▶ _Task requirements_:
**a.** Answer these questions using the text on Adecoagro's proposed Profertil acquisition:
(i) What is Profertil's urea production capacity?
(ii) In which city is Profertil's industrial complex located?
(iii) What average annual EBITDA did Profertil generate from 2020 through 2024?
**b.** Present the lines of the listing as a numbered list, leaving out blank lines. Include everything from the line containing "y-axis-label-0: $0 (95, 525, 108, 540)" down to the line containing "x-axis-label-jan-2020: Jan 2020".

▶ _Extracted text_:
This transaction would transform Adecoagro from a vertically integrated producer into a dominant force in regional fertilizer supply, positioning it as a key agri-infrastructure platform during a period of rising input price volatility and global food security concerns.
What makes the Profertil deal a strategic leap for Adecoagro’s long-term agri-infrastructure model?
The proposed acquisition stands to significantly deepen Adecoagro’s upstream integration across South America’s food and crop production ecosystem. With a urea production capacity of 1.3 million metric tons and annual ammonia output of approximately 790,000 metric tons, Profertil accounts for nearly 60 percent of Argentina’s total urea consumption. The acquisition would enable Adecoagro to directly manage a core input to its farming and grain value chain, while tapping into high-margin export revenues from Profertil’s fully dollarized operations.
This move reflects a broader shift among leading agribusinesses in Latin America to de-risk their cost bases by owning key parts of the supply chain. Analysts tracking the region believe that Adecoagro is capitalizing on both cyclical fertilizer demand and Argentina’s structural energy advantages to cement its role as a long-term agricultural enabler.
How does Profertil’s Bahía Blanca hub enhance Adecoagro’s input resilience and export optionality?
Profertil’s industrial complex is located in the city of Bahía Blanca, one of Argentina’s most important petrochemical and logistics hubs. The site provides direct access to competitively priced natural gas, a critical feedstock in nitrogen fertilizer manufacturing, as well as proximity to deepwater ports. These geographical and infrastructural advantages create a structural cost advantage for Profertil and make it one of the most efficient producers of granular urea globally.
Adecoagro’s access to this facility would provide supply chain continuity and export flexibility, especially as regional farmers and agri-exporters continue to face fluctuating global input prices. The production footprint in Bahía Blanca also allows Adecoagro to reduce third-party dependence and increase cash flow visibility from its fertilizer exposure.
What are the financial underpinnings and funding mechanisms supporting the Profertil acquisition?
The transaction is expected to be funded through a mix of existing cash reserves, proceeds from an equity offering, and a new long-term credit facility that has already been secured. This balanced capital structure suggests that Adecoagro is pursuing the acquisition without over-leveraging its balance sheet.
Profertil itself has delivered strong earnings performance, generating an average EBITDA of approximately US$390 million annually from 2020 through 2024. This earnings profile will contribute to Adecoagro’s consolidated financials once the deal closes, improving margin strength and adding hard-currency revenue flows that align with the firm’s export-focused business model.
Adecoagro’s Co-Founder and Chief Executive Officer Mariano Bosch stated that the acquisition enhances operational scale, diversifies the company’s portfolio, and strengthens its long-term performance outlook. He emphasized that the deal was aligned with the company’s strategy to leverage Argentina’s natural resource advantages in a sustainable, capital-efficient manner.

[Items listed in a dataset]
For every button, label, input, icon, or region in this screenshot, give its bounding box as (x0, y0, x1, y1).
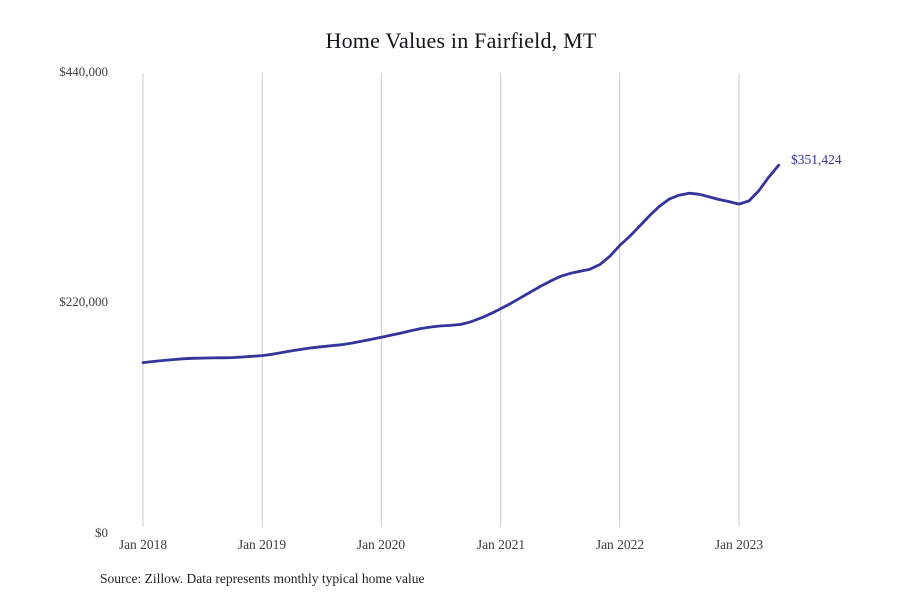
y-axis-label-0: $0 (95, 525, 108, 540)
y-axis-label-220000: $220,000 (59, 294, 108, 309)
home-value-series-line (141, 163, 781, 365)
x-axis-label-jan-2023: Jan 2023 (714, 537, 764, 552)
x-axis-label-jan-2019: Jan 2019 (237, 537, 287, 552)
x-axis-label-jan-2018: Jan 2018 (118, 537, 168, 552)
x-axis-label-jan-2022: Jan 2022 (595, 537, 645, 552)
x-axis-label-jan-2021: Jan 2021 (476, 537, 526, 552)
year-gridlines (142, 73, 740, 527)
chart-title: Home Values in Fairfield, MT (325, 28, 597, 53)
latest-value-label: $351,424 (791, 152, 842, 167)
x-axis-label-jan-2020: Jan 2020 (356, 537, 406, 552)
source-note: Source: Zillow. Data represents monthly … (100, 571, 425, 586)
y-axis-label-440000: $440,000 (59, 64, 108, 79)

▶ _Expected responses_:
**a.**
(i) 1.3 million metric tons
(ii) Bahía Blanca
(iii) Approximately US$390 million

**b.**
1. y-axis-label-0: $0 (95, 525, 108, 540)
2. y-axis-label-220000: $220,000 (59, 294, 108, 309)
3. home-value-series-line (141, 163, 781, 365)
4. x-axis-label-jan-2023: Jan 2023 (714, 537, 764, 552)
5. x-axis-label-jan-2019: Jan 2019 (237, 537, 287, 552)
6. x-axis-label-jan-2018: Jan 2018 (118, 537, 168, 552)
7. x-axis-label-jan-2022: Jan 2022 (595, 537, 645, 552)
8. x-axis-label-jan-2021: Jan 2021 (476, 537, 526, 552)
9. year-gridlines (142, 73, 740, 527)
10. chart-title: Home Values in Fairfield, MT (325, 28, 597, 53)
11. latest-value-label: $351,424 (791, 152, 842, 167)
12. x-axis-label-jan-2020: Jan 2020 (356, 537, 406, 552)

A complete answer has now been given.